■ Provided information:

►

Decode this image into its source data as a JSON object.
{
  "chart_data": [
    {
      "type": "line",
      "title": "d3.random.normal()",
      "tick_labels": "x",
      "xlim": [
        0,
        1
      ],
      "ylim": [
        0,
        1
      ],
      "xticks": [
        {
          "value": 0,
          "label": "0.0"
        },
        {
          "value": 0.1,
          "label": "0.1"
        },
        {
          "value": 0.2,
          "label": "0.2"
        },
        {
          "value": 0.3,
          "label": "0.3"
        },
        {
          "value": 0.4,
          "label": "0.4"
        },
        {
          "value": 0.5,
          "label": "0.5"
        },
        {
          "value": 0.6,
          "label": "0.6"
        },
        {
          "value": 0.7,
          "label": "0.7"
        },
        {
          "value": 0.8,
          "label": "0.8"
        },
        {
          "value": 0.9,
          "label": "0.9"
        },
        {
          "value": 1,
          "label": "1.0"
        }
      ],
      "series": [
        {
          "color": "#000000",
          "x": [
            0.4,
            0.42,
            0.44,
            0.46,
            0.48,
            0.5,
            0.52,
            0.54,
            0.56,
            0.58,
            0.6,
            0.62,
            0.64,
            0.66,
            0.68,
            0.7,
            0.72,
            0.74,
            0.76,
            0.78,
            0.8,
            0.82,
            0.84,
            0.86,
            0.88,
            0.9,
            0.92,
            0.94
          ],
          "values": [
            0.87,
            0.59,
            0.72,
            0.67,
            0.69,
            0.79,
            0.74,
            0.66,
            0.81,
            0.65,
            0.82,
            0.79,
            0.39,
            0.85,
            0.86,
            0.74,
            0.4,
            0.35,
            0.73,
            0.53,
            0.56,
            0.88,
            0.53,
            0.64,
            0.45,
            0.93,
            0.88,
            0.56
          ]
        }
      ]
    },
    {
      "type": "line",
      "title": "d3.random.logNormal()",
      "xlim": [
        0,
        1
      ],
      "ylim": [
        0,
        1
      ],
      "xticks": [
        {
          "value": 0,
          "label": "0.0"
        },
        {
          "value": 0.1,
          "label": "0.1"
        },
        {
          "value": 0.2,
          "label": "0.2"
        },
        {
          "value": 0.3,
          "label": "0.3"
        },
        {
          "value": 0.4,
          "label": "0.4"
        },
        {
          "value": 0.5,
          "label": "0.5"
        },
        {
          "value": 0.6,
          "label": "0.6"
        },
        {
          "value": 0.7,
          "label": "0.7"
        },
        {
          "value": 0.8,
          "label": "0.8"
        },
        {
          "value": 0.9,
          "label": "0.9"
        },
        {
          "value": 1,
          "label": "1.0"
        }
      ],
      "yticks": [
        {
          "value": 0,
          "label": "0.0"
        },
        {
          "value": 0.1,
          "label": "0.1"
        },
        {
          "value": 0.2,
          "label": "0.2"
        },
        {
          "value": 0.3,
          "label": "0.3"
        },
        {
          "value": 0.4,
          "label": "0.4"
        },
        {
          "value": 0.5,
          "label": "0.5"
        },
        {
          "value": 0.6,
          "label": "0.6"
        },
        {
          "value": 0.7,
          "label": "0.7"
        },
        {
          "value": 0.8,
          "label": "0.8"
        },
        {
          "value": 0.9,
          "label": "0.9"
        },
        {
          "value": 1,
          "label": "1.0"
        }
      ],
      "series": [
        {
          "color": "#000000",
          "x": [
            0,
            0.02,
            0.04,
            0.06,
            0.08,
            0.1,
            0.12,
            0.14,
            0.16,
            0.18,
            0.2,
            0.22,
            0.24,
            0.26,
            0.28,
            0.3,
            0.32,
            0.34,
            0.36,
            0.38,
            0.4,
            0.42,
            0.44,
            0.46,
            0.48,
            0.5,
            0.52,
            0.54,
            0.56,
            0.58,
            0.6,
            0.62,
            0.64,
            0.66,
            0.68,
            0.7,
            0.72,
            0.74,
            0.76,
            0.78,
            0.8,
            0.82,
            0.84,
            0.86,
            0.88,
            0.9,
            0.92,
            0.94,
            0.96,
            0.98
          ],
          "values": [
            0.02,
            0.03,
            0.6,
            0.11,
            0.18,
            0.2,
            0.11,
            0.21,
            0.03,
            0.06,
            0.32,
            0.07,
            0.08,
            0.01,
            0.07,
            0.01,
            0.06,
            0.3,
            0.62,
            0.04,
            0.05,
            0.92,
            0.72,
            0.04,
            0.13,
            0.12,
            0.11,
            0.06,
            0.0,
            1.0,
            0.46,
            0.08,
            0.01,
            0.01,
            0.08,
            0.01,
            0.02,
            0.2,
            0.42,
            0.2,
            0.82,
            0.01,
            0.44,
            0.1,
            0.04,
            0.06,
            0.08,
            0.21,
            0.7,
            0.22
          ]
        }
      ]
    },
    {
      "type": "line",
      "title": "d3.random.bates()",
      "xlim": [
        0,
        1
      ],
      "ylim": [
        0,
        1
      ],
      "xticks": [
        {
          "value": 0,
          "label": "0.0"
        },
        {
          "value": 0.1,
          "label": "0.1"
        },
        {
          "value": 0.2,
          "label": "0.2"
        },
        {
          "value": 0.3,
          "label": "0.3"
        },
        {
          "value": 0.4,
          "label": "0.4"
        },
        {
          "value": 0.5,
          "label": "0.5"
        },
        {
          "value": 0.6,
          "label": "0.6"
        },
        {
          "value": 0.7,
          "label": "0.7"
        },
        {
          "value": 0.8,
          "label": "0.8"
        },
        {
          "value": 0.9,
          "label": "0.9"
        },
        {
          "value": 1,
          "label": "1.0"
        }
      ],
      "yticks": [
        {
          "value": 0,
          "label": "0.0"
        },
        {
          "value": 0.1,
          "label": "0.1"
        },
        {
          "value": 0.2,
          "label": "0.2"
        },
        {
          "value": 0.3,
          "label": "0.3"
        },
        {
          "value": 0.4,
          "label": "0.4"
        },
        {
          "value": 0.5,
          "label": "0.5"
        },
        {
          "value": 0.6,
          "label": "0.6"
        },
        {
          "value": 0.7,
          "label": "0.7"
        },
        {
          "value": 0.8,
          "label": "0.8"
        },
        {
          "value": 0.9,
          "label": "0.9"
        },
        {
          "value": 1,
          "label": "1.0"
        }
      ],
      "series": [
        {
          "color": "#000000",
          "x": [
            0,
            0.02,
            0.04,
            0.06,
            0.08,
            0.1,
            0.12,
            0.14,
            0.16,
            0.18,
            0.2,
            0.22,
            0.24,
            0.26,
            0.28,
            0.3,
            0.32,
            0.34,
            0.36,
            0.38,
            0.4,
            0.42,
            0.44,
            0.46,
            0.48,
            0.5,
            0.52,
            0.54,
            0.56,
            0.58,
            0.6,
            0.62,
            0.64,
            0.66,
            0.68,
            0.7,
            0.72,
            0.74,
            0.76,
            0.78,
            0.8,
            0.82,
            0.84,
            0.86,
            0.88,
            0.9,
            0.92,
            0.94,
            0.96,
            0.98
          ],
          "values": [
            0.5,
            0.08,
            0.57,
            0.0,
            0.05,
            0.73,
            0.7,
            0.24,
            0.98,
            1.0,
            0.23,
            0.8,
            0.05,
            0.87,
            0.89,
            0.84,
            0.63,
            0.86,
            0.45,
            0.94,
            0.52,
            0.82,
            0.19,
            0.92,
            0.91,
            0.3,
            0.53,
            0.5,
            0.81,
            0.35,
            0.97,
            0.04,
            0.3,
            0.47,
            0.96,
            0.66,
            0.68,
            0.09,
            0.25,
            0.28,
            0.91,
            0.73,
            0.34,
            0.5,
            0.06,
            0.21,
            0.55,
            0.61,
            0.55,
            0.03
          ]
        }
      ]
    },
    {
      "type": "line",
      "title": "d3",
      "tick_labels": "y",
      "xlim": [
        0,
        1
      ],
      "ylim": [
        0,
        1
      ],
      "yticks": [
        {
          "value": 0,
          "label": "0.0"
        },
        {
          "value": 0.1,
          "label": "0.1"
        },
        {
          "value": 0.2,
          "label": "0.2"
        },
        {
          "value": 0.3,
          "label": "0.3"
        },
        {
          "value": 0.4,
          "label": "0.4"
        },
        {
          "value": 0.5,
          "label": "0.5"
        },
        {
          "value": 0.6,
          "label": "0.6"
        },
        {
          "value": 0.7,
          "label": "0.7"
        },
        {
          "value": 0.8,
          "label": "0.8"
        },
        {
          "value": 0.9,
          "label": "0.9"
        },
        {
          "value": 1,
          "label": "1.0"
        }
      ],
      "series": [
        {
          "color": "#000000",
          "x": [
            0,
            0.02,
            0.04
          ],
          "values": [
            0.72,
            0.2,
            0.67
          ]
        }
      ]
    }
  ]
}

◄

■ What is being asked: Look through the listing above and count the lines where the string "random" appears. Report the number only.

■ Answer to the problem: 3